* **EXTRACTED DATA**:
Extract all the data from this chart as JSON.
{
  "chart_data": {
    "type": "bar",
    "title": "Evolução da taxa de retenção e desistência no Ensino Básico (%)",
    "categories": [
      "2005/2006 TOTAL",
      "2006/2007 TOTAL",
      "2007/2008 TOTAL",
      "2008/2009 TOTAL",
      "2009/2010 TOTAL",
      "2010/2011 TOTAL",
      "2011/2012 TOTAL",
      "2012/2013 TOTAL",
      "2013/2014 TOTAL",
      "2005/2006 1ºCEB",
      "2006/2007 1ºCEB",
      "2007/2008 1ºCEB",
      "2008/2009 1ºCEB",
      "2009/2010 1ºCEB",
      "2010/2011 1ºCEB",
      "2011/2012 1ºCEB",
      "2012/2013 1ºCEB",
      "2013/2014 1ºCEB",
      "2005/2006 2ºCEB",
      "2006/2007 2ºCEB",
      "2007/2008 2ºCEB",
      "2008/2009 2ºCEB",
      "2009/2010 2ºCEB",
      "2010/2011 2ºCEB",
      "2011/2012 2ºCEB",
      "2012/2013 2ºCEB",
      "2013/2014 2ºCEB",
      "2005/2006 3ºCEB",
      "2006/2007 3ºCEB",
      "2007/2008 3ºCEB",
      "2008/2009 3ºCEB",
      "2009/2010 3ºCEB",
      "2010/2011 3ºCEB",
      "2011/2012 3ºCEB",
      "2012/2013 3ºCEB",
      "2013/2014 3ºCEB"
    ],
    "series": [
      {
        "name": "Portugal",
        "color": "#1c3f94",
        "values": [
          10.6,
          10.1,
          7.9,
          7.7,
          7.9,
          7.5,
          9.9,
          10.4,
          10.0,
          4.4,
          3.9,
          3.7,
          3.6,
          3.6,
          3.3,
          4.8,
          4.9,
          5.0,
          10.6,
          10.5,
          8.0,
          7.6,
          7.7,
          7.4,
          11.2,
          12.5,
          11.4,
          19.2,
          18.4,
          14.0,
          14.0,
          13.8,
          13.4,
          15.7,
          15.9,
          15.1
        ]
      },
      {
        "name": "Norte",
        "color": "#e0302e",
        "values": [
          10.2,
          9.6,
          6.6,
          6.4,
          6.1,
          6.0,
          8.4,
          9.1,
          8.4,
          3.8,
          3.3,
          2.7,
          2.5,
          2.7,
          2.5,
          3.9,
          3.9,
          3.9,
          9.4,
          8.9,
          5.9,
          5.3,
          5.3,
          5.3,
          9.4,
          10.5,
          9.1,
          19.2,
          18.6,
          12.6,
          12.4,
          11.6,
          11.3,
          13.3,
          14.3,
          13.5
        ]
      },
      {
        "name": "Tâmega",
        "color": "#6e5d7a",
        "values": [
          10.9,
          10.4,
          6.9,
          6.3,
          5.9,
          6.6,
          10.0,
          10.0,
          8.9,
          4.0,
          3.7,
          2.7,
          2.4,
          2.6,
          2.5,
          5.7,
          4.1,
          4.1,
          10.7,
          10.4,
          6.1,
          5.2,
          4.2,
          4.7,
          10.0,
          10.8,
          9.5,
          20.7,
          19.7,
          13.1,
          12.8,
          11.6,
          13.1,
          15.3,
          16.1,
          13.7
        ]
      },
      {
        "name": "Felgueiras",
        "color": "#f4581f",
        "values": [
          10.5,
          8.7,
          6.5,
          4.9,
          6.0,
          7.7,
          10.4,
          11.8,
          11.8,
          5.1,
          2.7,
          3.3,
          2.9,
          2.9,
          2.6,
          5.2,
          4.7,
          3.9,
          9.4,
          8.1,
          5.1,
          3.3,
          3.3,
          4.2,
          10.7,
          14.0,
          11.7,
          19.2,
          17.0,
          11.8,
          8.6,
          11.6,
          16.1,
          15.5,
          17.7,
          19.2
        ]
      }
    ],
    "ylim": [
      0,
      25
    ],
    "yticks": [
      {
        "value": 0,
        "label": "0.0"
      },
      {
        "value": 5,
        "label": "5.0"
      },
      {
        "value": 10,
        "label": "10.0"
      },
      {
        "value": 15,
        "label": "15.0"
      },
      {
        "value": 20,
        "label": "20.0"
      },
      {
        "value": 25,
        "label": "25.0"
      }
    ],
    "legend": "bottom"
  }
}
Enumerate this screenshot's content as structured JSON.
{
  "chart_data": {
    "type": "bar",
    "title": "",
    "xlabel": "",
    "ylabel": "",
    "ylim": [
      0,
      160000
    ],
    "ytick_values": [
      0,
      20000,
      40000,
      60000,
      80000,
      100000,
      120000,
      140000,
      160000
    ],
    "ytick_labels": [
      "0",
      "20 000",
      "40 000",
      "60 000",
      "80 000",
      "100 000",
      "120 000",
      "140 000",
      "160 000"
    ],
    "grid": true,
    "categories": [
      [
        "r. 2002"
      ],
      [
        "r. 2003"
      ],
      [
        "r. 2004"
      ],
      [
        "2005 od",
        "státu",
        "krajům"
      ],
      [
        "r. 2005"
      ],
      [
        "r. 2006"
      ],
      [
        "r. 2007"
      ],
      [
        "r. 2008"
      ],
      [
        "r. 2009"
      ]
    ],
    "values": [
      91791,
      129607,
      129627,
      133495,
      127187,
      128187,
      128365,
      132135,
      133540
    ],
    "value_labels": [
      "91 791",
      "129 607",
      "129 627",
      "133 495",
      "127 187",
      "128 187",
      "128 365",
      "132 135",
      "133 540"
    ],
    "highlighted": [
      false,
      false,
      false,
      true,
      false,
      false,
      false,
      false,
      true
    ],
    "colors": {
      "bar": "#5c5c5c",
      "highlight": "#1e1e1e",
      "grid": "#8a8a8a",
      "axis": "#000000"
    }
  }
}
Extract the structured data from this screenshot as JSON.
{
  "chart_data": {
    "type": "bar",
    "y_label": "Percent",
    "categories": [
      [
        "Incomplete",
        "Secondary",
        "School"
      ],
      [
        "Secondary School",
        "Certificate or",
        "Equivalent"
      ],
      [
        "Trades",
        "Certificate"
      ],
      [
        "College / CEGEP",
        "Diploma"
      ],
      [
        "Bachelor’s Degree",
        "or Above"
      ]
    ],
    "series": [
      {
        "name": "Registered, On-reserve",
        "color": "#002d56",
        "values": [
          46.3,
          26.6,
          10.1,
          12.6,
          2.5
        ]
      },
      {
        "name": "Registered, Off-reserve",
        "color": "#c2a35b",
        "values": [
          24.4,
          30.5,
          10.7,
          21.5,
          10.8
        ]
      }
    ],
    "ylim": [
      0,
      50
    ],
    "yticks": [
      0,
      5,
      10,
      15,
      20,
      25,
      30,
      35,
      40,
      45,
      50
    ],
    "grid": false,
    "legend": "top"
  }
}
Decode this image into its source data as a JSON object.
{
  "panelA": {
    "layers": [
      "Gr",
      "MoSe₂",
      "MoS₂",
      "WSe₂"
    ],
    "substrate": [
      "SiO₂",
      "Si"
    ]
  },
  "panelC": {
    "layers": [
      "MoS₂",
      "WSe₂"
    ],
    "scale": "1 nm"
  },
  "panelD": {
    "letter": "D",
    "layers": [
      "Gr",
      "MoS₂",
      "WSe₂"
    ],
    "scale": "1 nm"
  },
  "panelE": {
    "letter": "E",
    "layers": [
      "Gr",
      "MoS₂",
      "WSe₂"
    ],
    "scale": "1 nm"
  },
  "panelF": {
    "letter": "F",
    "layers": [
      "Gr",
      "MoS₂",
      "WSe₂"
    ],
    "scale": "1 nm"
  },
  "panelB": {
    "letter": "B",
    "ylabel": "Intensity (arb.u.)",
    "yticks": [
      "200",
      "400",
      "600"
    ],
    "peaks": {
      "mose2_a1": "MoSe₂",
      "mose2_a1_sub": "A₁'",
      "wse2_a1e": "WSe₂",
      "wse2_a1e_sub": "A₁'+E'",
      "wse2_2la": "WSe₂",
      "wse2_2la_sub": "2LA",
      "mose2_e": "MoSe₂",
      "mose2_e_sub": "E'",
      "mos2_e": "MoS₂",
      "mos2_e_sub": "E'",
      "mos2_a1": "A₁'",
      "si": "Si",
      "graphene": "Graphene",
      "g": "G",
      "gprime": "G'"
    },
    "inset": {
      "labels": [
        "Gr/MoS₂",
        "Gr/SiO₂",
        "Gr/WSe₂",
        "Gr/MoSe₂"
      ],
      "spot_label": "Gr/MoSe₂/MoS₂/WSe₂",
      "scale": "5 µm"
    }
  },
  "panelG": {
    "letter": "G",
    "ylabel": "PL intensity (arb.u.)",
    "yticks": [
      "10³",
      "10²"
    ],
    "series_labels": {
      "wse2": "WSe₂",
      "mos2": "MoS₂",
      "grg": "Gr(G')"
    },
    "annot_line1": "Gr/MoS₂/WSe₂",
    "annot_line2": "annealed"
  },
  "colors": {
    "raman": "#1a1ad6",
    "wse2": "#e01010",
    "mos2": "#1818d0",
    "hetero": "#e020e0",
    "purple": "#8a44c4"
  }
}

* **WHAT THE EXERCISE ASKS**: Which lines hold the word "JSON"? Copy all of them.

* **OUTPUT BELOW**:
Extract all the data from this chart as JSON.
Enumerate this screenshot's content as structured JSON.
Extract the structured data from this screenshot as JSON.
Decode this image into its source data as a JSON object.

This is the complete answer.